:: ROWS

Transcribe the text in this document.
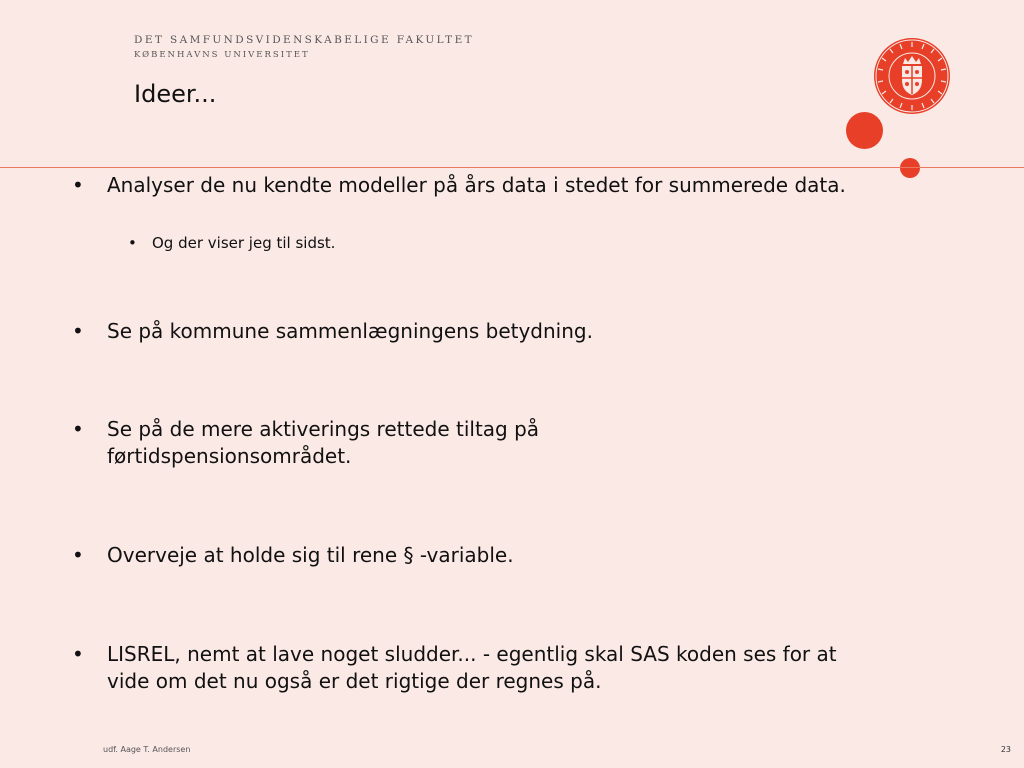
DET SAMFUNDSVIDENSKABELIGE FAKULTET
KØBENHAVNS UNIVERSITET
Ideer...
• Analyser de nu kendte modeller på års data i stedet for summerede data.
• Og der viser jeg til sidst.
• Se på kommune sammenlægningens betydning.
• Se på de mere aktiverings rettede tiltag på førtidspensionsområdet.
• Overveje at holde sig til rene § -variable.
• LISREL, nemt at lave noget sludder... - egentlig skal SAS koden ses for at vide om det nu også er det rigtige der regnes på.
udf. Aage T. Andersen	23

::::

DIRECTION
Exactly as written, return every line of the listing, but not the pictures.

ANSWER TO THE TASK
Transcribe the text in this document.
DET SAMFUNDSVIDENSKABELIGE FAKULTET
KØBENHAVNS UNIVERSITET
Ideer...
• Analyser de nu kendte modeller på års data i stedet for summerede data.
• Og der viser jeg til sidst.
• Se på kommune sammenlægningens betydning.
• Se på de mere aktiverings rettede tiltag på førtidspensionsområdet.
• Overveje at holde sig til rene § -variable.
• LISREL, nemt at lave noget sludder... - egentlig skal SAS koden ses for at vide om det nu også er det rigtige der regnes på.
udf. Aage T. Andersen	23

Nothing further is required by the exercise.